*Your task*
Transcribe the records below exactly, leaving out any pictures.

-- Provided data start --

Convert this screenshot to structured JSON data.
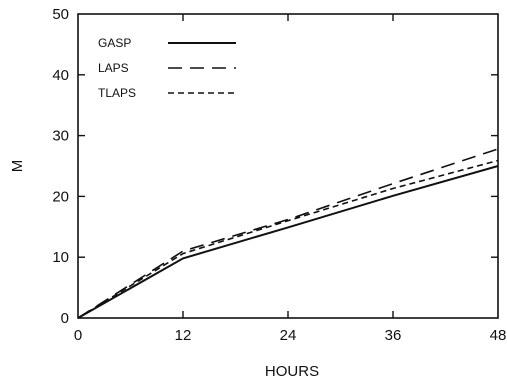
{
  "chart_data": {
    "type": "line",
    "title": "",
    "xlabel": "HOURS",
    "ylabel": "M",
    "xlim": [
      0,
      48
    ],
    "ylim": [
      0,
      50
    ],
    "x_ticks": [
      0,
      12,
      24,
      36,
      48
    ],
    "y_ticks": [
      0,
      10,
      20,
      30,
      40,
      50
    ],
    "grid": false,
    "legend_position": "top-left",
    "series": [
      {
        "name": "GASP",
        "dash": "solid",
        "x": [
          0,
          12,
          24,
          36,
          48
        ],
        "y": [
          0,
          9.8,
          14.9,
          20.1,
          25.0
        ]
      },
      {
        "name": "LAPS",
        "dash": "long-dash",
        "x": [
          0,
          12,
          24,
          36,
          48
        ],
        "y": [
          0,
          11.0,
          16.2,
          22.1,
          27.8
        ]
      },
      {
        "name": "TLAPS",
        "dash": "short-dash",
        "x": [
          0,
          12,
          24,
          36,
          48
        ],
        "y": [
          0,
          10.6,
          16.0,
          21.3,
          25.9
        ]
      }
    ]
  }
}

-- Provided data end --

*Result for this exercise*
Convert this screenshot to structured JSON data.
{
  "chart_data": {
    "type": "line",
    "title": "",
    "xlabel": "HOURS",
    "ylabel": "M",
    "xlim": [
      0,
      48
    ],
    "ylim": [
      0,
      50
    ],
    "x_ticks": [
      0,
      12,
      24,
      36,
      48
    ],
    "y_ticks": [
      0,
      10,
      20,
      30,
      40,
      50
    ],
    "grid": false,
    "legend_position": "top-left",
    "series": [
      {
        "name": "GASP",
        "dash": "solid",
        "x": [
          0,
          12,
          24,
          36,
          48
        ],
        "y": [
          0,
          9.8,
          14.9,
          20.1,
          25.0
        ]
      },
      {
        "name": "LAPS",
        "dash": "long-dash",
        "x": [
          0,
          12,
          24,
          36,
          48
        ],
        "y": [
          0,
          11.0,
          16.2,
          22.1,
          27.8
        ]
      },
      {
        "name": "TLAPS",
        "dash": "short-dash",
        "x": [
          0,
          12,
          24,
          36,
          48
        ],
        "y": [
          0,
          10.6,
          16.0,
          21.3,
          25.9
        ]
      }
    ]
  }
}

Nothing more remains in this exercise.